## WHAT NEEDS TO BE DONE
Quote the records beneath, complete and exact. Leave out images.

-- start RECORDS SUPPLIED --

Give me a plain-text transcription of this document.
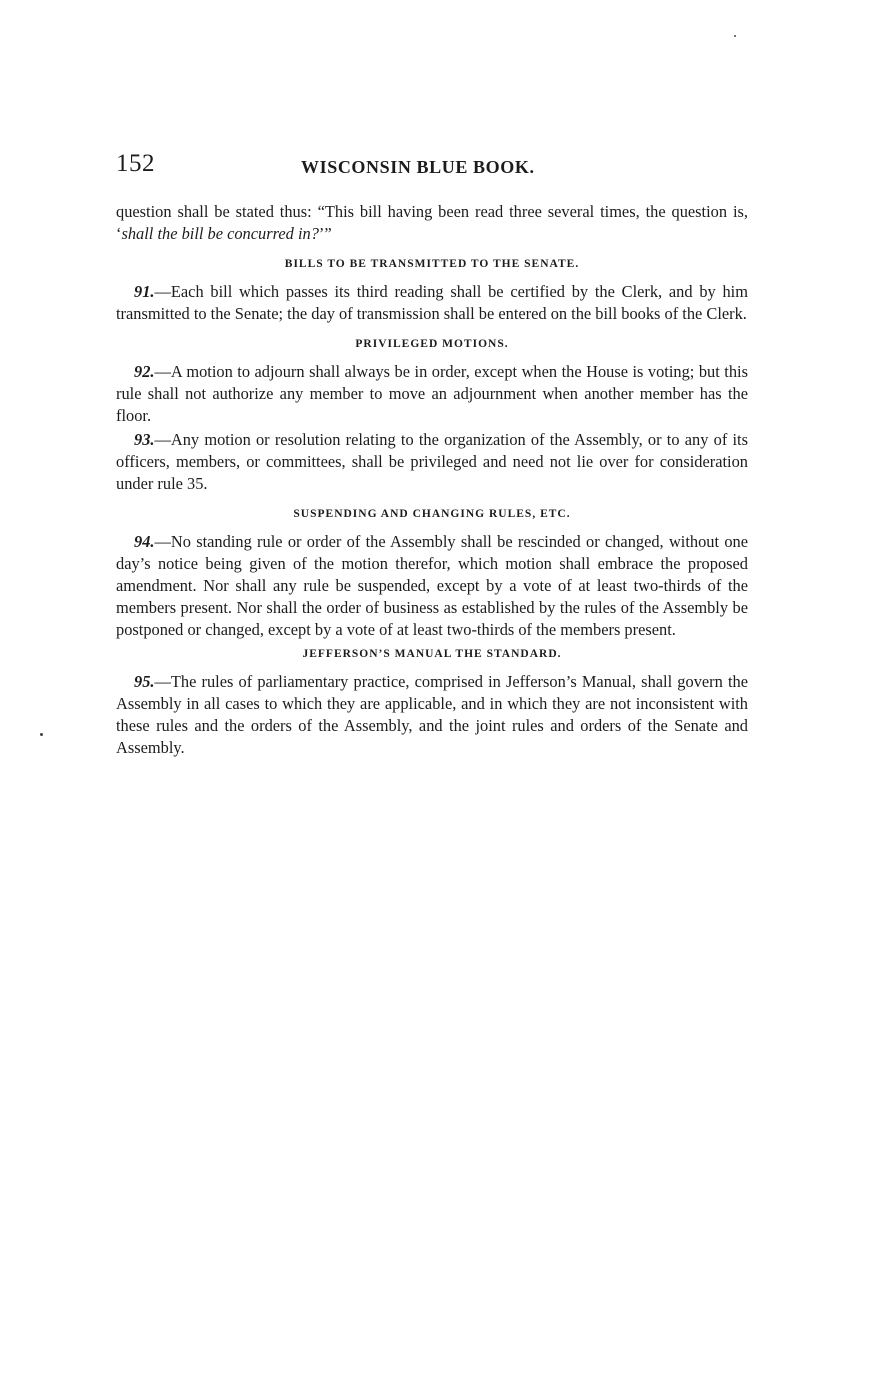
152	WISCONSIN BLUE BOOK.

question shall be stated thus: “This bill having been read three several times, the question is, ‘shall the bill be concurred in?’”

BILLS TO BE TRANSMITTED TO THE SENATE.

91.—Each bill which passes its third reading shall be certified by the Clerk, and by him transmitted to the Senate; the day of transmission shall be entered on the bill books of the Clerk.

PRIVILEGED MOTIONS.

92.—A motion to adjourn shall always be in order, except when the House is voting; but this rule shall not authorize any member to move an adjournment when another member has the floor.

93.—Any motion or resolution relating to the organization of the Assembly, or to any of its officers, members, or committees, shall be privileged and need not lie over for consideration under rule 35.

SUSPENDING AND CHANGING RULES, ETC.

94.—No standing rule or order of the Assembly shall be rescinded or changed, without one day’s notice being given of the motion therefor, which motion shall embrace the proposed amendment. Nor shall any rule be suspended, except by a vote of at least two-thirds of the members present. Nor shall the order of business as established by the rules of the Assembly be postponed or changed, except by a vote of at least two-thirds of the members present.

JEFFERSON’S MANUAL THE STANDARD.

95.—The rules of parliamentary practice, comprised in Jefferson’s Manual, shall govern the Assembly in all cases to which they are applicable, and in which they are not inconsistent with these rules and the orders of the Assembly, and the joint rules and orders of the Senate and Assembly.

-- end RECORDS SUPPLIED --

## RESPONSE FOR THIS EXERCISE
Give me a plain-text transcription of this document.
152	WISCONSIN BLUE BOOK.

question shall be stated thus: “This bill having been read three several times, the question is, ‘shall the bill be concurred in?’”

BILLS TO BE TRANSMITTED TO THE SENATE.

91.—Each bill which passes its third reading shall be certified by the Clerk, and by him transmitted to the Senate; the day of transmission shall be entered on the bill books of the Clerk.

PRIVILEGED MOTIONS.

92.—A motion to adjourn shall always be in order, except when the House is voting; but this rule shall not authorize any member to move an adjournment when another member has the floor.

93.—Any motion or resolution relating to the organization of the Assembly, or to any of its officers, members, or committees, shall be privileged and need not lie over for consideration under rule 35.

SUSPENDING AND CHANGING RULES, ETC.

94.—No standing rule or order of the Assembly shall be rescinded or changed, without one day’s notice being given of the motion therefor, which motion shall embrace the proposed amendment. Nor shall any rule be suspended, except by a vote of at least two-thirds of the members present. Nor shall the order of business as established by the rules of the Assembly be postponed or changed, except by a vote of at least two-thirds of the members present.

JEFFERSON’S MANUAL THE STANDARD.

95.—The rules of parliamentary practice, comprised in Jefferson’s Manual, shall govern the Assembly in all cases to which they are applicable, and in which they are not inconsistent with these rules and the orders of the Assembly, and the joint rules and orders of the Senate and Assembly.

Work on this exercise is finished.